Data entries
++++++

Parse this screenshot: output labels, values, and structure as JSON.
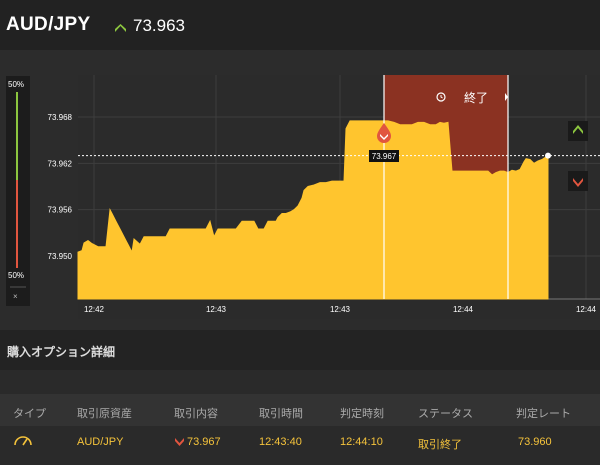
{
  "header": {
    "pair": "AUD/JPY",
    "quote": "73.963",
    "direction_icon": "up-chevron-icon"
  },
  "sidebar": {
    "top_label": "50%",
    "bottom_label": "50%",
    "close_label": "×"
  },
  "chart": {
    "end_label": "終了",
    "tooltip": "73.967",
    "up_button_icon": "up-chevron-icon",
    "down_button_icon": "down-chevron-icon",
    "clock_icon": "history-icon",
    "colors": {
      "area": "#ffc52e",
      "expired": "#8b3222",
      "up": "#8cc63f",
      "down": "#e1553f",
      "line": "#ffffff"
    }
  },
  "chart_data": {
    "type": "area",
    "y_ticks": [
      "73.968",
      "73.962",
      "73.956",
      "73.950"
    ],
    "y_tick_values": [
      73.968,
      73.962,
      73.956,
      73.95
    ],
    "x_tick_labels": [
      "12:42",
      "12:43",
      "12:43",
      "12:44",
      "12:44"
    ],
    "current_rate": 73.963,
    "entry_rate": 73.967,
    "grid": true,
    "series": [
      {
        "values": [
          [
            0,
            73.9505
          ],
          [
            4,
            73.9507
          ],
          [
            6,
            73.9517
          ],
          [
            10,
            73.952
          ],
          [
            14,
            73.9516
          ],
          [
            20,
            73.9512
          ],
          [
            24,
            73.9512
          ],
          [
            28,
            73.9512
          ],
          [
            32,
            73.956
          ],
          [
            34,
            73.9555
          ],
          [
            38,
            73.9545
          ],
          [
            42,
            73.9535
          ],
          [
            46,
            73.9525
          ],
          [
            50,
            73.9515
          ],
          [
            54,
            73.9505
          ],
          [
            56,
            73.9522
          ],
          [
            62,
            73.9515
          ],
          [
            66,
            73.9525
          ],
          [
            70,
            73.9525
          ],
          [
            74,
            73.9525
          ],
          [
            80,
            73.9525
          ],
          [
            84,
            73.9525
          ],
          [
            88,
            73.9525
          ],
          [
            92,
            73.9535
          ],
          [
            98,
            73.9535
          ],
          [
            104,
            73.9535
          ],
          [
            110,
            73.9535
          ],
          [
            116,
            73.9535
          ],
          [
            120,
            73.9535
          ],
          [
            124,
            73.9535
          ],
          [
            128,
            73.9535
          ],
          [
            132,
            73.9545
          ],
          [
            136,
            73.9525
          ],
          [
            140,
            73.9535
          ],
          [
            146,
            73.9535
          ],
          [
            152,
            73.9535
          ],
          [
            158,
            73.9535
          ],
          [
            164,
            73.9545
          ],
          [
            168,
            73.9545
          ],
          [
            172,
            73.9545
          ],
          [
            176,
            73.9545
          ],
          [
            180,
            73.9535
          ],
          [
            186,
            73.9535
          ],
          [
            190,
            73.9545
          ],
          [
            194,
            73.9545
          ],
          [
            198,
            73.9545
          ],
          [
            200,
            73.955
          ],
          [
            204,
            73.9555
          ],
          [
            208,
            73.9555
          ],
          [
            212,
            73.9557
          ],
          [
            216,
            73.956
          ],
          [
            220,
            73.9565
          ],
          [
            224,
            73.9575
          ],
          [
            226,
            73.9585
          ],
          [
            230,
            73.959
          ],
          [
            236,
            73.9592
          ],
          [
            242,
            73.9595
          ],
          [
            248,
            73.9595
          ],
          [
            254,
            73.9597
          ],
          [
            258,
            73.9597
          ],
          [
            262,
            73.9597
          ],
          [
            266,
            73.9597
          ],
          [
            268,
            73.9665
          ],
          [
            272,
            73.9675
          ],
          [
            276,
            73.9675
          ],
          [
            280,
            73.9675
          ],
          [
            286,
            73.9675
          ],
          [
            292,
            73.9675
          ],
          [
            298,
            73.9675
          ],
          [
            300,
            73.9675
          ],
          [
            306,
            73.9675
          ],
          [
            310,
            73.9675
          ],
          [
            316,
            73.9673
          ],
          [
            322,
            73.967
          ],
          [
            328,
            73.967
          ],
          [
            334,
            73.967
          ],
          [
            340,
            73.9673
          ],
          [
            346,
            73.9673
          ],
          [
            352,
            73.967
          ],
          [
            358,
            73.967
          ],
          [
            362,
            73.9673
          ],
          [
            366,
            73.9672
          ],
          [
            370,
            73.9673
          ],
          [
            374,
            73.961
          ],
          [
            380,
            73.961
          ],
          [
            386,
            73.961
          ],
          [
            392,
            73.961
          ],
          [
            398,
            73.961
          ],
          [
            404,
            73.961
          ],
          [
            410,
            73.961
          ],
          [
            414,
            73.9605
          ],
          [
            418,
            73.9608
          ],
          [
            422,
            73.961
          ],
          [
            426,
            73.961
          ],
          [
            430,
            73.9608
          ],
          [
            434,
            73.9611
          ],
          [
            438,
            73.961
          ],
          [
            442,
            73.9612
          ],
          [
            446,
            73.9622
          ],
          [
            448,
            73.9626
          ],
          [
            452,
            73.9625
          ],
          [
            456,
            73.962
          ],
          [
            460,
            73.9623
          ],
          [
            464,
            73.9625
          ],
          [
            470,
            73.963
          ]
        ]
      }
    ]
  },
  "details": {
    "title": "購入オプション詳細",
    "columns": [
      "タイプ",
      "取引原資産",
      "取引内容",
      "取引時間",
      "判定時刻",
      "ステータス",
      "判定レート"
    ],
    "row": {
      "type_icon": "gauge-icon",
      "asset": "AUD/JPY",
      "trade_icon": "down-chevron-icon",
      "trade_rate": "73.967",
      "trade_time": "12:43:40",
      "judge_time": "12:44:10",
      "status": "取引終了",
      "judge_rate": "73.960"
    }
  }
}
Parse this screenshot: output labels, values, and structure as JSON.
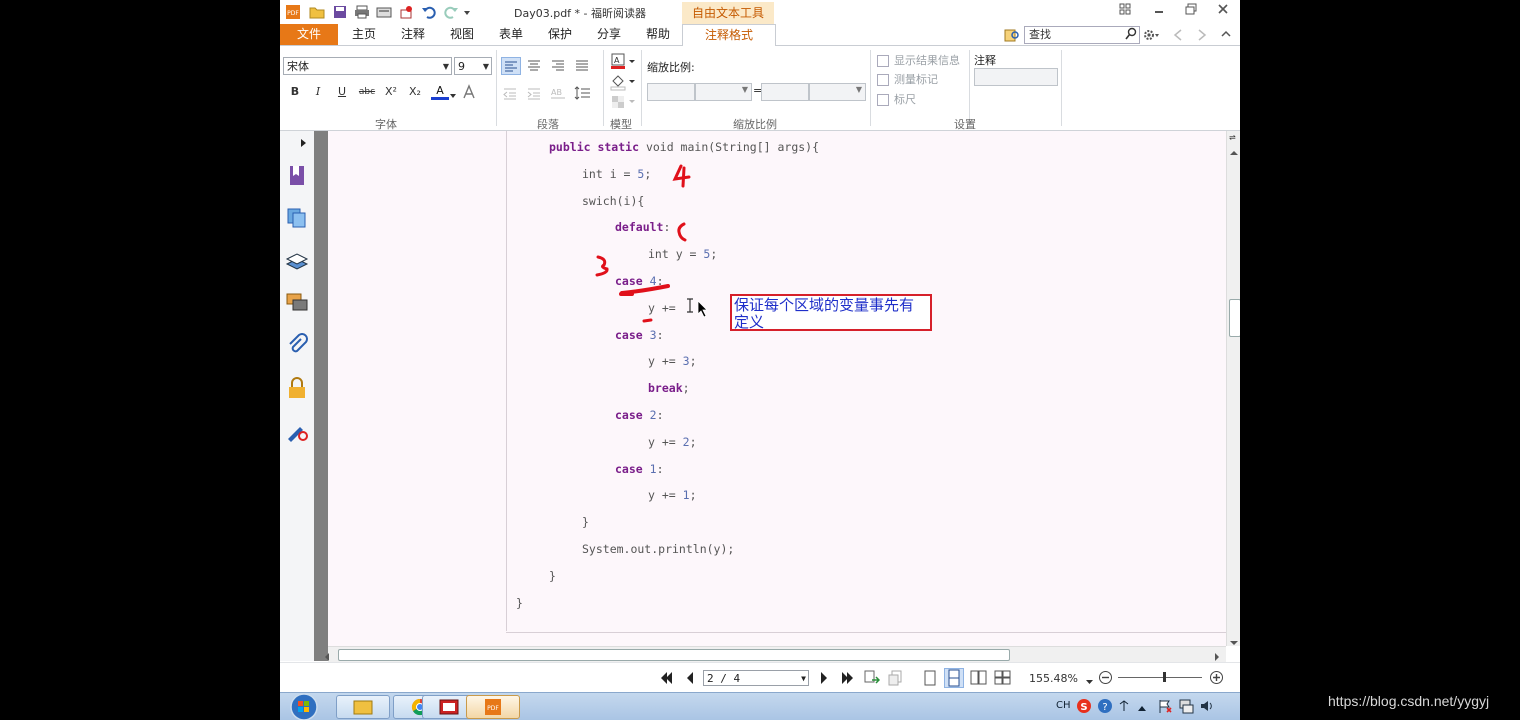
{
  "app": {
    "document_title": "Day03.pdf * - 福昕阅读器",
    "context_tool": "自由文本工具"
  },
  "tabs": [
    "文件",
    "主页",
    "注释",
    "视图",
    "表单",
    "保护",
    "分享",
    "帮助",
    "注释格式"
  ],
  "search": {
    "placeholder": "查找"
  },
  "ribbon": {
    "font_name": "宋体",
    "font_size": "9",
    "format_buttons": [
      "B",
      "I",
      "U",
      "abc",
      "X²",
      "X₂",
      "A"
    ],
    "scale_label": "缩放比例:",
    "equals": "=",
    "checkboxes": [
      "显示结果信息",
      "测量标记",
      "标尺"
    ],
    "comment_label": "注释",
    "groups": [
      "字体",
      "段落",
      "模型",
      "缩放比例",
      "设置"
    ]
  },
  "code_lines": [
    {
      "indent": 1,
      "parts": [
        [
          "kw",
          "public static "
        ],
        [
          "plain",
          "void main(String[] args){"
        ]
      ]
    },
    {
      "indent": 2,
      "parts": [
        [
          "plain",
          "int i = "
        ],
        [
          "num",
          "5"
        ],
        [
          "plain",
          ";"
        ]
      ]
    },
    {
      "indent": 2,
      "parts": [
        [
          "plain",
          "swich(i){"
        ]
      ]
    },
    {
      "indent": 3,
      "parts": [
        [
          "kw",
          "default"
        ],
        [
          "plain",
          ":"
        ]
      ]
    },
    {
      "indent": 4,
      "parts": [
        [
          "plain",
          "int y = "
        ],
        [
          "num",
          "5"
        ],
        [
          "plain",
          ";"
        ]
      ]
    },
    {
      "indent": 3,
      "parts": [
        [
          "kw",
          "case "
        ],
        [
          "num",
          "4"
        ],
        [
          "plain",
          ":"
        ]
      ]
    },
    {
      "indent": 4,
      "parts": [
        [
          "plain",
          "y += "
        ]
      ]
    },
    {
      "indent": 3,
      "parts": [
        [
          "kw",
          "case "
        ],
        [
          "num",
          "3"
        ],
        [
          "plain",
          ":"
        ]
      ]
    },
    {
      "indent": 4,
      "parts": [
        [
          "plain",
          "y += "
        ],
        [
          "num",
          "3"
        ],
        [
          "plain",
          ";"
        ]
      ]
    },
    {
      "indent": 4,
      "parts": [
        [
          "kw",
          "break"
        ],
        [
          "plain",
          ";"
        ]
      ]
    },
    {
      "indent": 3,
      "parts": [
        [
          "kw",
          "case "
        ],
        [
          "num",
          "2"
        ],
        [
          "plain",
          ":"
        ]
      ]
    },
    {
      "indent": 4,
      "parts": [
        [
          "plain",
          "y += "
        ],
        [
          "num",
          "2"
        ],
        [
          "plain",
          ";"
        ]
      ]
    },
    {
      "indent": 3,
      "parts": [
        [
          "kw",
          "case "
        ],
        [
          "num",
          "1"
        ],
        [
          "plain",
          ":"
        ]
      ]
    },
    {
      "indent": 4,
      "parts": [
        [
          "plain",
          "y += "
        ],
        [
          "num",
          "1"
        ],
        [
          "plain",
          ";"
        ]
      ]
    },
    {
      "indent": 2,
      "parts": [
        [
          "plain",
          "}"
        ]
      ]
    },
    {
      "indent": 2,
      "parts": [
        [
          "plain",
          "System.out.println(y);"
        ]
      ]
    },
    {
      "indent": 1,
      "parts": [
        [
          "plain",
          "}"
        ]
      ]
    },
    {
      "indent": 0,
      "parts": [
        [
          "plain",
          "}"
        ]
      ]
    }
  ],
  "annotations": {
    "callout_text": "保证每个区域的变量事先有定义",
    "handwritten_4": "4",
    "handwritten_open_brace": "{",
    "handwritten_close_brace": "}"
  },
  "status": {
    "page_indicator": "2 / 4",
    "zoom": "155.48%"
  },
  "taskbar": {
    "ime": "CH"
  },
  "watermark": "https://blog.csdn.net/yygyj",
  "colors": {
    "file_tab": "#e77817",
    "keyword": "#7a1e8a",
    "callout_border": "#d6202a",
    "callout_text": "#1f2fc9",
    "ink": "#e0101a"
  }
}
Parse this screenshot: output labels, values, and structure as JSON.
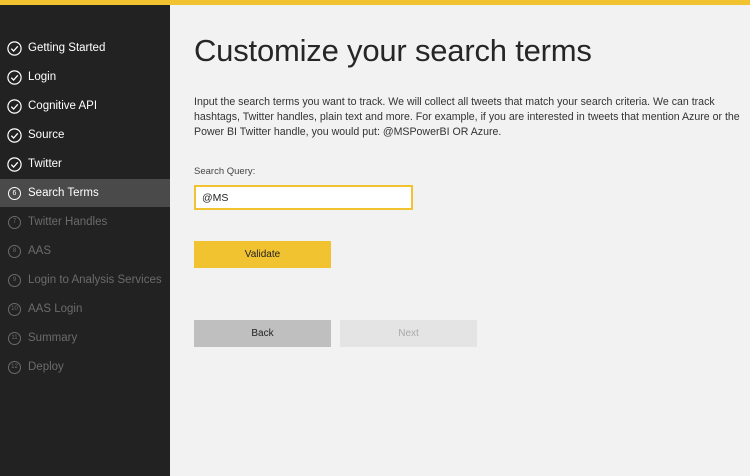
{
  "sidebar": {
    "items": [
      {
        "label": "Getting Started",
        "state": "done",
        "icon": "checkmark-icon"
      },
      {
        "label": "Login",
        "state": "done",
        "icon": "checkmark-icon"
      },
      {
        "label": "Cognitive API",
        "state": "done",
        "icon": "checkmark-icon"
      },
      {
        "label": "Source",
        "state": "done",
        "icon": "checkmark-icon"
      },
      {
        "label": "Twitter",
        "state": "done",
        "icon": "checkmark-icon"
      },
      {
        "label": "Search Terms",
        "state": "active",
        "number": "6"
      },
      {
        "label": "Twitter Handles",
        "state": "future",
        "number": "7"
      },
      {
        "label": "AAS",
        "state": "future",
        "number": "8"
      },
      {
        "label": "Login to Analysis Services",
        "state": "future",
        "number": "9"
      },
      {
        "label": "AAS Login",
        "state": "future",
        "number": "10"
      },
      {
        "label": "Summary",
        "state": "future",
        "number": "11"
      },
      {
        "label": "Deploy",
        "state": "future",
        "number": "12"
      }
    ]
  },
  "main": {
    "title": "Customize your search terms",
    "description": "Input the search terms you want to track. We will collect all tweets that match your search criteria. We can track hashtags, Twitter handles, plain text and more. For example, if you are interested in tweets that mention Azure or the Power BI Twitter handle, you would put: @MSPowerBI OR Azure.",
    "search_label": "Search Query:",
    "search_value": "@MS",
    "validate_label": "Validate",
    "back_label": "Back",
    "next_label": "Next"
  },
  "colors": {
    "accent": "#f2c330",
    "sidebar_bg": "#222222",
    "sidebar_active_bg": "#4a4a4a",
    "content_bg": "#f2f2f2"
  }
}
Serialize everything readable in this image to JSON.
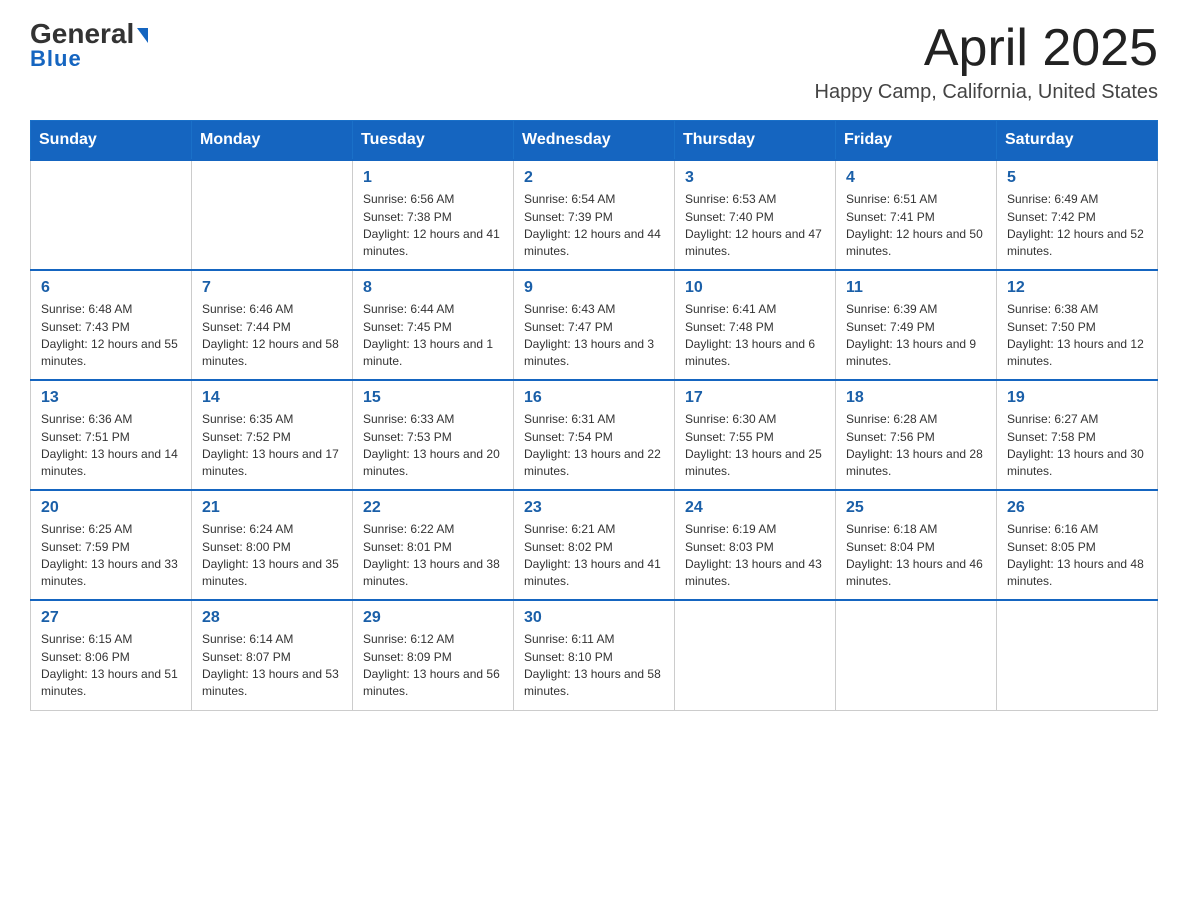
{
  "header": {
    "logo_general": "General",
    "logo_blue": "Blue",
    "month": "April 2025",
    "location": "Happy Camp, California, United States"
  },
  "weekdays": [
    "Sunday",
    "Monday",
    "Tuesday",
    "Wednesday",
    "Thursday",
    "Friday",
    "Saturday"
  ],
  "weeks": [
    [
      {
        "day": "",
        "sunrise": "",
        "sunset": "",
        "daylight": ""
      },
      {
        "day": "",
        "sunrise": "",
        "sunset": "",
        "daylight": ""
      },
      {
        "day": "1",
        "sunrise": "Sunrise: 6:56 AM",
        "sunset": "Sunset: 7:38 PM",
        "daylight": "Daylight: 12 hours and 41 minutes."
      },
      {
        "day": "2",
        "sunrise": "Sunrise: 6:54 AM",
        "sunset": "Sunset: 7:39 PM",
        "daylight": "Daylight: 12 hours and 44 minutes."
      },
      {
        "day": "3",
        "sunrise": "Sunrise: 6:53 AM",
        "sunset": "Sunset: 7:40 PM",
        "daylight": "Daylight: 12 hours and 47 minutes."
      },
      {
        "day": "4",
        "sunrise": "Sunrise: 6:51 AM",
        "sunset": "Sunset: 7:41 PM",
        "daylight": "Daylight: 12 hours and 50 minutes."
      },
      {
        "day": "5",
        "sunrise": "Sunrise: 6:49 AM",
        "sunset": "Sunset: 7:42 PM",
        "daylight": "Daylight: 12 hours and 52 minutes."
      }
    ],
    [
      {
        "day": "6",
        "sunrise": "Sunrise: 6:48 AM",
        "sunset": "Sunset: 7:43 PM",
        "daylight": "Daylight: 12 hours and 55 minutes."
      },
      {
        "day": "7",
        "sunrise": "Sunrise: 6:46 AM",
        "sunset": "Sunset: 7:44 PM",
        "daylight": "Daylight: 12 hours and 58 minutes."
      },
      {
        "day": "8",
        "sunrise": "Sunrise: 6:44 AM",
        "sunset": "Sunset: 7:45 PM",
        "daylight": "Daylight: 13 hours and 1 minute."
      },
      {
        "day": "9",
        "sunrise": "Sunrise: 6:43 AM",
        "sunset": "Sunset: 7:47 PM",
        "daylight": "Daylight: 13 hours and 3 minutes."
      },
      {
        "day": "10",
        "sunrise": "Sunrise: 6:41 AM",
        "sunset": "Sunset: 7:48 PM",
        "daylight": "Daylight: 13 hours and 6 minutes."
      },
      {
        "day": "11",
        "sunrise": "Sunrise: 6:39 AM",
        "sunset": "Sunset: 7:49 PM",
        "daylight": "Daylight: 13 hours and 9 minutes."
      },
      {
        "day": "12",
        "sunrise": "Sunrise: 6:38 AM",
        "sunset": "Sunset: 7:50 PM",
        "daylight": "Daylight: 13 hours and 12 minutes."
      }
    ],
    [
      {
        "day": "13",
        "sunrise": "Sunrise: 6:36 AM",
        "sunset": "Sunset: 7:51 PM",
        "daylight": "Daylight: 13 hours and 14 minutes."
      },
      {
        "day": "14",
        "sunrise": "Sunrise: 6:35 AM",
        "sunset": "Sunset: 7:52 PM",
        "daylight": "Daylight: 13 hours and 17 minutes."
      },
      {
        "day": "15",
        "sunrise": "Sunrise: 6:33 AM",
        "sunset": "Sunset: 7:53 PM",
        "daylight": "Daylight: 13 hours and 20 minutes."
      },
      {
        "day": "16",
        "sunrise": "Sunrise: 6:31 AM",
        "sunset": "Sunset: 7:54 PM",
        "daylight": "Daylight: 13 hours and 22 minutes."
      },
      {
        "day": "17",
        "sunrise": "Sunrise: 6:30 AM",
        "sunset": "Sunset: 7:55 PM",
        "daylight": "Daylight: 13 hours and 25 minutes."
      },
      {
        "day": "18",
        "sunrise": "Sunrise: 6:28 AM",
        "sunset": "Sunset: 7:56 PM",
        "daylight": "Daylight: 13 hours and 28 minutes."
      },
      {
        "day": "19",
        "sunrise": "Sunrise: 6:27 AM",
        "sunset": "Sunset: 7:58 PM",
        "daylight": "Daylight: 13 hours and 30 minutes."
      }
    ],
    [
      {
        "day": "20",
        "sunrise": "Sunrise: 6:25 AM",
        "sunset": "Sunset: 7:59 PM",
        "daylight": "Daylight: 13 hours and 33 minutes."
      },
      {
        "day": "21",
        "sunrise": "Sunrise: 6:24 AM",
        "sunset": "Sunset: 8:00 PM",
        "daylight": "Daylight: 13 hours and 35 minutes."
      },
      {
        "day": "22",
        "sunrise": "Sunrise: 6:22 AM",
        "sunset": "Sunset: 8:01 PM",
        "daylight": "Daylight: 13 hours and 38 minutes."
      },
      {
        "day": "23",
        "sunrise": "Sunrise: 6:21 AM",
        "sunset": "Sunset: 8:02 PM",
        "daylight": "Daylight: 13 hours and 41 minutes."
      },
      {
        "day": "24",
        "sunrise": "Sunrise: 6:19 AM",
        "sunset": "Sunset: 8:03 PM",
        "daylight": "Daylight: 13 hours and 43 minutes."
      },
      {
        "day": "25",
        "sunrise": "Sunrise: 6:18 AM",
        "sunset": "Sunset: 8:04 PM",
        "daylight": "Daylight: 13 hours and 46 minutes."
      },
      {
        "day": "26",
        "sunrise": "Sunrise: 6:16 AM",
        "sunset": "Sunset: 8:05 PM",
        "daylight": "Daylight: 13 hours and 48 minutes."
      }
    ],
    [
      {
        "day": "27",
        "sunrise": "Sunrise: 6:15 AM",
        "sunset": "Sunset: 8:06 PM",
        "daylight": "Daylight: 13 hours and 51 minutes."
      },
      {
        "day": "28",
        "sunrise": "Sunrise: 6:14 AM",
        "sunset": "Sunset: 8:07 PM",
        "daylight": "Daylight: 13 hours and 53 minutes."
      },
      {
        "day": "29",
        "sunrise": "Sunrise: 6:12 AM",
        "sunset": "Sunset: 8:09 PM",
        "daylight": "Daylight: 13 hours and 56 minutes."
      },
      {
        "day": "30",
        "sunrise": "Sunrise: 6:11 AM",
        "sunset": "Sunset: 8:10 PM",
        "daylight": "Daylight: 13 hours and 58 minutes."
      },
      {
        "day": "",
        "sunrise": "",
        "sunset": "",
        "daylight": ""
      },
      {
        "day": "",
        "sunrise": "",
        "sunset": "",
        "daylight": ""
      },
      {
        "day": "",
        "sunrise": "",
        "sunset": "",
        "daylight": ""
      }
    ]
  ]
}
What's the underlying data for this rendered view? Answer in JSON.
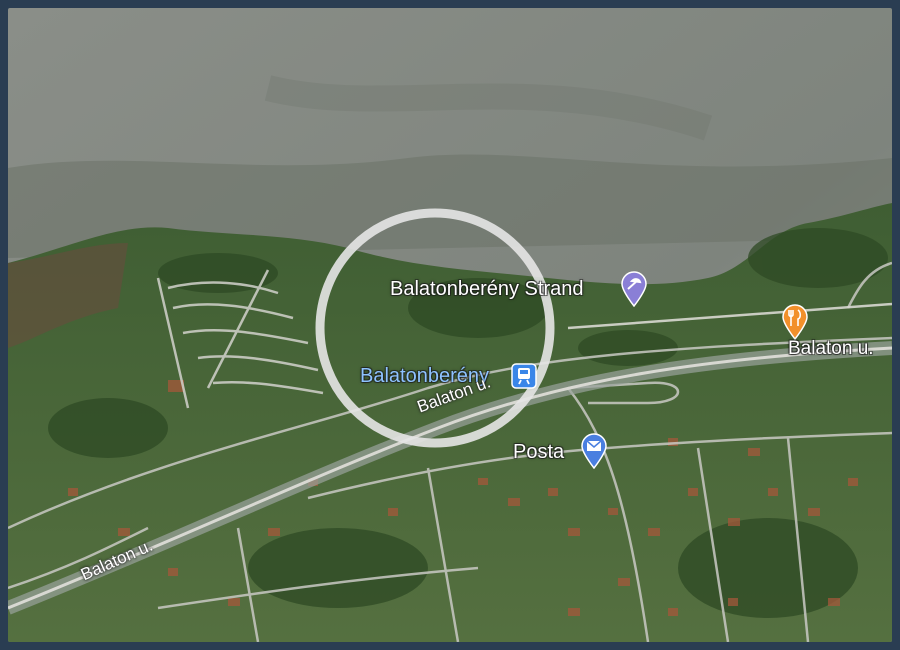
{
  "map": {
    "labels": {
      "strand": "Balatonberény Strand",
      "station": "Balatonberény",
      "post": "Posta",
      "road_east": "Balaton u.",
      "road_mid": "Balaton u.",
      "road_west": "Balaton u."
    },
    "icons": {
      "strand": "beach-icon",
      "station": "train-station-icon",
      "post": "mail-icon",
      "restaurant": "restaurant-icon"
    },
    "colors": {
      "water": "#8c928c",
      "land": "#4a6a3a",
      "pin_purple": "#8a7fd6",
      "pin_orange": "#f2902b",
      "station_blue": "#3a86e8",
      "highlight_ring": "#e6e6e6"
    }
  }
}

++++++

Lines from the records above that hold "Login" are the ones to list.

        "label": "Login",
        "label": "Login to Analysis Services",
        "label": "AAS Login",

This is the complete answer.